The problem: From the listing that follows, extract every line and set it down unaltered.

Record set:
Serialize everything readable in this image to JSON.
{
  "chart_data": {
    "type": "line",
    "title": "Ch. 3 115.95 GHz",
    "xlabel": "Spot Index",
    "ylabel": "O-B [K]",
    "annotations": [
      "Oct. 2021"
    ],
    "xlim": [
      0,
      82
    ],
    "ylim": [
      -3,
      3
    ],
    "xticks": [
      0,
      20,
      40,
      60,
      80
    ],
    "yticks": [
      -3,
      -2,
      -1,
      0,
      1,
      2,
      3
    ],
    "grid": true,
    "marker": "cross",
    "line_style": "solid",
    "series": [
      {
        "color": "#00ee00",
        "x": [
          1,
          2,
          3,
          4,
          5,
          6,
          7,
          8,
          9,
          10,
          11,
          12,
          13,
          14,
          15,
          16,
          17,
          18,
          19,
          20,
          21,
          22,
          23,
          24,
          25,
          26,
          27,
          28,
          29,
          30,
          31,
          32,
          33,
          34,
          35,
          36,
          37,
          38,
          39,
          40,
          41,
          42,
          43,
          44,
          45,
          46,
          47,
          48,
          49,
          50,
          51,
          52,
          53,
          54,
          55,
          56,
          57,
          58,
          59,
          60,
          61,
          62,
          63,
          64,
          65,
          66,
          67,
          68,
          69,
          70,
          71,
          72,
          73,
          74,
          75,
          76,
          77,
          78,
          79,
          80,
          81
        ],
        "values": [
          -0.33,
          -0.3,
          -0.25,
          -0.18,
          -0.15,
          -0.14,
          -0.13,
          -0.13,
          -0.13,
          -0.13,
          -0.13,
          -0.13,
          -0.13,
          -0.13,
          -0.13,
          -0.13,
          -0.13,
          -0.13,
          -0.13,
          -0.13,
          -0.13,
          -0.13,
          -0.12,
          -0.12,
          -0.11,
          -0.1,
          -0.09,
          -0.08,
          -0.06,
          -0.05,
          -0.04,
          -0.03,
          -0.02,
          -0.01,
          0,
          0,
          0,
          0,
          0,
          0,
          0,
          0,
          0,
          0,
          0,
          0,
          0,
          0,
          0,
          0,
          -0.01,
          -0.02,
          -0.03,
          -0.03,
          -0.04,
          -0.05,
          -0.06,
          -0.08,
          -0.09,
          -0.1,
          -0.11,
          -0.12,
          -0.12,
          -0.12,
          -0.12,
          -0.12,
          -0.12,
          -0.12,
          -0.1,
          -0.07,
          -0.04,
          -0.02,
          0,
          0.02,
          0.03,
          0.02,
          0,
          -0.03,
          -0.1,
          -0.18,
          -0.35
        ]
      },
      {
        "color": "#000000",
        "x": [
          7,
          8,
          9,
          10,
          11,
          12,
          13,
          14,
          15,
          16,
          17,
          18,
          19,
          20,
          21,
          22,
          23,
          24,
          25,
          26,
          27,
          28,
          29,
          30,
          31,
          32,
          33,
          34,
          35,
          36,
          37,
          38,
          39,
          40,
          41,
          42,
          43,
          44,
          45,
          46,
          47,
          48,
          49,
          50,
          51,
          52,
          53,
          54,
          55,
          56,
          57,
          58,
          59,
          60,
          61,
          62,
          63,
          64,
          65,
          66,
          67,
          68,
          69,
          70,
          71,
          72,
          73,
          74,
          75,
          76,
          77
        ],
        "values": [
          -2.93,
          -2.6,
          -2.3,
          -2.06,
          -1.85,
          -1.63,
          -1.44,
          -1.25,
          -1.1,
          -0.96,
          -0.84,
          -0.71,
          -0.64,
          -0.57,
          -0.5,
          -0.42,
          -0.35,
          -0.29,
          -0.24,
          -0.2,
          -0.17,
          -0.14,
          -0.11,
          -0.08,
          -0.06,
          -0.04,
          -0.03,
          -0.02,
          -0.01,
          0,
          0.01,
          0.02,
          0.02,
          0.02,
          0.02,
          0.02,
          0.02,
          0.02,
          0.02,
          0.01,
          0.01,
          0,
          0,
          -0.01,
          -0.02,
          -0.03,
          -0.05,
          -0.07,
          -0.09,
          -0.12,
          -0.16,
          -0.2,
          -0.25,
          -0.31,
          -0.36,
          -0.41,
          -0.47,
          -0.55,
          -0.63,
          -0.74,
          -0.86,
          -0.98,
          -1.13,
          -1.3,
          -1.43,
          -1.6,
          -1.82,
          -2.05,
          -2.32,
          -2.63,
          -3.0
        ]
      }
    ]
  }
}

Task solution:
Serialize everything readable in this image to JSON.
{
  "chart_data": {
    "type": "line",
    "title": "Ch. 3 115.95 GHz",
    "xlabel": "Spot Index",
    "ylabel": "O-B [K]",
    "annotations": [
      "Oct. 2021"
    ],
    "xlim": [
      0,
      82
    ],
    "ylim": [
      -3,
      3
    ],
    "xticks": [
      0,
      20,
      40,
      60,
      80
    ],
    "yticks": [
      -3,
      -2,
      -1,
      0,
      1,
      2,
      3
    ],
    "grid": true,
    "marker": "cross",
    "line_style": "solid",
    "series": [
      {
        "color": "#00ee00",
        "x": [
          1,
          2,
          3,
          4,
          5,
          6,
          7,
          8,
          9,
          10,
          11,
          12,
          13,
          14,
          15,
          16,
          17,
          18,
          19,
          20,
          21,
          22,
          23,
          24,
          25,
          26,
          27,
          28,
          29,
          30,
          31,
          32,
          33,
          34,
          35,
          36,
          37,
          38,
          39,
          40,
          41,
          42,
          43,
          44,
          45,
          46,
          47,
          48,
          49,
          50,
          51,
          52,
          53,
          54,
          55,
          56,
          57,
          58,
          59,
          60,
          61,
          62,
          63,
          64,
          65,
          66,
          67,
          68,
          69,
          70,
          71,
          72,
          73,
          74,
          75,
          76,
          77,
          78,
          79,
          80,
          81
        ],
        "values": [
          -0.33,
          -0.3,
          -0.25,
          -0.18,
          -0.15,
          -0.14,
          -0.13,
          -0.13,
          -0.13,
          -0.13,
          -0.13,
          -0.13,
          -0.13,
          -0.13,
          -0.13,
          -0.13,
          -0.13,
          -0.13,
          -0.13,
          -0.13,
          -0.13,
          -0.13,
          -0.12,
          -0.12,
          -0.11,
          -0.1,
          -0.09,
          -0.08,
          -0.06,
          -0.05,
          -0.04,
          -0.03,
          -0.02,
          -0.01,
          0,
          0,
          0,
          0,
          0,
          0,
          0,
          0,
          0,
          0,
          0,
          0,
          0,
          0,
          0,
          0,
          -0.01,
          -0.02,
          -0.03,
          -0.03,
          -0.04,
          -0.05,
          -0.06,
          -0.08,
          -0.09,
          -0.1,
          -0.11,
          -0.12,
          -0.12,
          -0.12,
          -0.12,
          -0.12,
          -0.12,
          -0.12,
          -0.1,
          -0.07,
          -0.04,
          -0.02,
          0,
          0.02,
          0.03,
          0.02,
          0,
          -0.03,
          -0.1,
          -0.18,
          -0.35
        ]
      },
      {
        "color": "#000000",
        "x": [
          7,
          8,
          9,
          10,
          11,
          12,
          13,
          14,
          15,
          16,
          17,
          18,
          19,
          20,
          21,
          22,
          23,
          24,
          25,
          26,
          27,
          28,
          29,
          30,
          31,
          32,
          33,
          34,
          35,
          36,
          37,
          38,
          39,
          40,
          41,
          42,
          43,
          44,
          45,
          46,
          47,
          48,
          49,
          50,
          51,
          52,
          53,
          54,
          55,
          56,
          57,
          58,
          59,
          60,
          61,
          62,
          63,
          64,
          65,
          66,
          67,
          68,
          69,
          70,
          71,
          72,
          73,
          74,
          75,
          76,
          77
        ],
        "values": [
          -2.93,
          -2.6,
          -2.3,
          -2.06,
          -1.85,
          -1.63,
          -1.44,
          -1.25,
          -1.1,
          -0.96,
          -0.84,
          -0.71,
          -0.64,
          -0.57,
          -0.5,
          -0.42,
          -0.35,
          -0.29,
          -0.24,
          -0.2,
          -0.17,
          -0.14,
          -0.11,
          -0.08,
          -0.06,
          -0.04,
          -0.03,
          -0.02,
          -0.01,
          0,
          0.01,
          0.02,
          0.02,
          0.02,
          0.02,
          0.02,
          0.02,
          0.02,
          0.02,
          0.01,
          0.01,
          0,
          0,
          -0.01,
          -0.02,
          -0.03,
          -0.05,
          -0.07,
          -0.09,
          -0.12,
          -0.16,
          -0.2,
          -0.25,
          -0.31,
          -0.36,
          -0.41,
          -0.47,
          -0.55,
          -0.63,
          -0.74,
          -0.86,
          -0.98,
          -1.13,
          -1.3,
          -1.43,
          -1.6,
          -1.82,
          -2.05,
          -2.32,
          -2.63,
          -3.0
        ]
      }
    ]
  }
}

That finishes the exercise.